# Task goal
Write every line out verbatim and omit the pictures.
:: Extracted data ::
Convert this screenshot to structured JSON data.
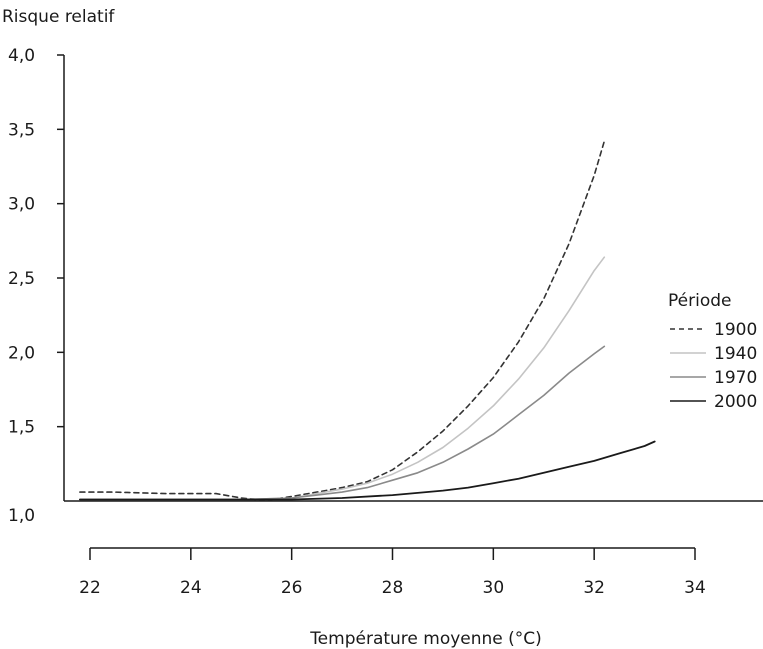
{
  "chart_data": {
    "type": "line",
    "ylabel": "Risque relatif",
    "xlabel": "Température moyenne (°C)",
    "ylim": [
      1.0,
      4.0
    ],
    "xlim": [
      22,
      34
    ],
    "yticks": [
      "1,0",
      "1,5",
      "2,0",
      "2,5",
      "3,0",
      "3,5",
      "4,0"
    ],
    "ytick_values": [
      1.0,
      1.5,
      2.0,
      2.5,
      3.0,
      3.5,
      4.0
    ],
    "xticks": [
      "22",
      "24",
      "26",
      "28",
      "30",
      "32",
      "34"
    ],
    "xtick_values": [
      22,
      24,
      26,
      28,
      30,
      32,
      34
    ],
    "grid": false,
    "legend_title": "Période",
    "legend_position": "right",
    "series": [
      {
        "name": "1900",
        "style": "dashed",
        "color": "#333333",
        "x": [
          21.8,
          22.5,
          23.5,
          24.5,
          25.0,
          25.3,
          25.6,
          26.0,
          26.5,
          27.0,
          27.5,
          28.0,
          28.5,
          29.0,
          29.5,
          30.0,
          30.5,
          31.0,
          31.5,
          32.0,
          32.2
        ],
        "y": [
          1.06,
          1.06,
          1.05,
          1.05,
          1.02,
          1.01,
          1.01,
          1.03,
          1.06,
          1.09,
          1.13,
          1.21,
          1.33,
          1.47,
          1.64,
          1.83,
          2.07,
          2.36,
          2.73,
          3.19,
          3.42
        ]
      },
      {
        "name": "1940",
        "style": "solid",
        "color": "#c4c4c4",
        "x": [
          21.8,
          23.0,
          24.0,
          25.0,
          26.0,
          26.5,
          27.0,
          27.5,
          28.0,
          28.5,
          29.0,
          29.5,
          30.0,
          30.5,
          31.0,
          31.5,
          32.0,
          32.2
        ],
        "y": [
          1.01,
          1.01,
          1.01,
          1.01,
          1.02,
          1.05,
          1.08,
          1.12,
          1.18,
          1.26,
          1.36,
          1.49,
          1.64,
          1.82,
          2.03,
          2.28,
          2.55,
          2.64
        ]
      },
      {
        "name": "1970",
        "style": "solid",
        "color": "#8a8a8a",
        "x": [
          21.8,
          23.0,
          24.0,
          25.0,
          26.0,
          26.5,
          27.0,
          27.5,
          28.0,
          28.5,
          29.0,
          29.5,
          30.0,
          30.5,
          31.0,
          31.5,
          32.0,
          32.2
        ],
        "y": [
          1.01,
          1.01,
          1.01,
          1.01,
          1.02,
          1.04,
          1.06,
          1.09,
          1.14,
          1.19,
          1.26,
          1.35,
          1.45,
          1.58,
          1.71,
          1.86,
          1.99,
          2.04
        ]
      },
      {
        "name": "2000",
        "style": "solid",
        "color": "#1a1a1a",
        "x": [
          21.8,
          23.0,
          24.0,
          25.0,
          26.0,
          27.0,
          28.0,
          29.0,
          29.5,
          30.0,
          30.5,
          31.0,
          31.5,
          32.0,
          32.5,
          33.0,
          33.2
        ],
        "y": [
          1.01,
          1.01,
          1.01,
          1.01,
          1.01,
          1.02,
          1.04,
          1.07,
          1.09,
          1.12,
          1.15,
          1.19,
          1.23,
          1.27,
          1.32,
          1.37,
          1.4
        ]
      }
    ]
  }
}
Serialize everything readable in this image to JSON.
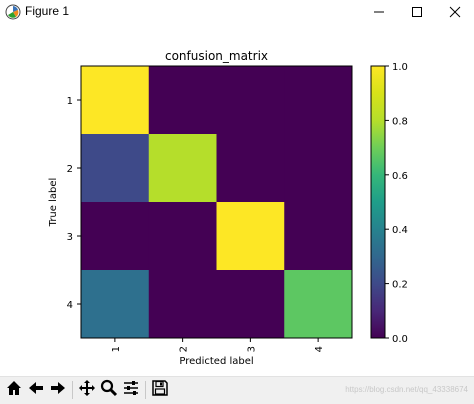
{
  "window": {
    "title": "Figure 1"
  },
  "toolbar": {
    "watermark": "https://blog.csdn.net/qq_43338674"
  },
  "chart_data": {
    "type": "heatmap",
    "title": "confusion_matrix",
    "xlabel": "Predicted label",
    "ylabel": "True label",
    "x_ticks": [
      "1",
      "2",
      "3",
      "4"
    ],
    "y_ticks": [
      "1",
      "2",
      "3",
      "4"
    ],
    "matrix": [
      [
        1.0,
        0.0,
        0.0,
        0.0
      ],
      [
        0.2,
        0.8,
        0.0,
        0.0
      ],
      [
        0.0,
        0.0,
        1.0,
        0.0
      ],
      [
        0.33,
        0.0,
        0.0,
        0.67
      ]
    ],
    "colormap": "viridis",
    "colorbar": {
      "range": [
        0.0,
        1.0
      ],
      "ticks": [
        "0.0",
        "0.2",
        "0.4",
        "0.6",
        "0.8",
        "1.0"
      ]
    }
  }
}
:::
# Output of the exercise
Convert this screenshot to structured JSON data.
{
  "chart_data": {
    "type": "line",
    "ylabel": "Risque relatif",
    "xlabel": "Température moyenne (°C)",
    "ylim": [
      1.0,
      4.0
    ],
    "xlim": [
      22,
      34
    ],
    "yticks": [
      "1,0",
      "1,5",
      "2,0",
      "2,5",
      "3,0",
      "3,5",
      "4,0"
    ],
    "ytick_values": [
      1.0,
      1.5,
      2.0,
      2.5,
      3.0,
      3.5,
      4.0
    ],
    "xticks": [
      "22",
      "24",
      "26",
      "28",
      "30",
      "32",
      "34"
    ],
    "xtick_values": [
      22,
      24,
      26,
      28,
      30,
      32,
      34
    ],
    "grid": false,
    "legend_title": "Période",
    "legend_position": "right",
    "series": [
      {
        "name": "1900",
        "style": "dashed",
        "color": "#333333",
        "x": [
          21.8,
          22.5,
          23.5,
          24.5,
          25.0,
          25.3,
          25.6,
          26.0,
          26.5,
          27.0,
          27.5,
          28.0,
          28.5,
          29.0,
          29.5,
          30.0,
          30.5,
          31.0,
          31.5,
          32.0,
          32.2
        ],
        "y": [
          1.06,
          1.06,
          1.05,
          1.05,
          1.02,
          1.01,
          1.01,
          1.03,
          1.06,
          1.09,
          1.13,
          1.21,
          1.33,
          1.47,
          1.64,
          1.83,
          2.07,
          2.36,
          2.73,
          3.19,
          3.42
        ]
      },
      {
        "name": "1940",
        "style": "solid",
        "color": "#c4c4c4",
        "x": [
          21.8,
          23.0,
          24.0,
          25.0,
          26.0,
          26.5,
          27.0,
          27.5,
          28.0,
          28.5,
          29.0,
          29.5,
          30.0,
          30.5,
          31.0,
          31.5,
          32.0,
          32.2
        ],
        "y": [
          1.01,
          1.01,
          1.01,
          1.01,
          1.02,
          1.05,
          1.08,
          1.12,
          1.18,
          1.26,
          1.36,
          1.49,
          1.64,
          1.82,
          2.03,
          2.28,
          2.55,
          2.64
        ]
      },
      {
        "name": "1970",
        "style": "solid",
        "color": "#8a8a8a",
        "x": [
          21.8,
          23.0,
          24.0,
          25.0,
          26.0,
          26.5,
          27.0,
          27.5,
          28.0,
          28.5,
          29.0,
          29.5,
          30.0,
          30.5,
          31.0,
          31.5,
          32.0,
          32.2
        ],
        "y": [
          1.01,
          1.01,
          1.01,
          1.01,
          1.02,
          1.04,
          1.06,
          1.09,
          1.14,
          1.19,
          1.26,
          1.35,
          1.45,
          1.58,
          1.71,
          1.86,
          1.99,
          2.04
        ]
      },
      {
        "name": "2000",
        "style": "solid",
        "color": "#1a1a1a",
        "x": [
          21.8,
          23.0,
          24.0,
          25.0,
          26.0,
          27.0,
          28.0,
          29.0,
          29.5,
          30.0,
          30.5,
          31.0,
          31.5,
          32.0,
          32.5,
          33.0,
          33.2
        ],
        "y": [
          1.01,
          1.01,
          1.01,
          1.01,
          1.01,
          1.02,
          1.04,
          1.07,
          1.09,
          1.12,
          1.15,
          1.19,
          1.23,
          1.27,
          1.32,
          1.37,
          1.4
        ]
      }
    ]
  }
}
Serialize everything readable in this image to JSON.
{
  "window": {
    "title": "Figure 1"
  },
  "toolbar": {
    "watermark": "https://blog.csdn.net/qq_43338674"
  },
  "chart_data": {
    "type": "heatmap",
    "title": "confusion_matrix",
    "xlabel": "Predicted label",
    "ylabel": "True label",
    "x_ticks": [
      "1",
      "2",
      "3",
      "4"
    ],
    "y_ticks": [
      "1",
      "2",
      "3",
      "4"
    ],
    "matrix": [
      [
        1.0,
        0.0,
        0.0,
        0.0
      ],
      [
        0.2,
        0.8,
        0.0,
        0.0
      ],
      [
        0.0,
        0.0,
        1.0,
        0.0
      ],
      [
        0.33,
        0.0,
        0.0,
        0.67
      ]
    ],
    "colormap": "viridis",
    "colorbar": {
      "range": [
        0.0,
        1.0
      ],
      "ticks": [
        "0.0",
        "0.2",
        "0.4",
        "0.6",
        "0.8",
        "1.0"
      ]
    }
  }
}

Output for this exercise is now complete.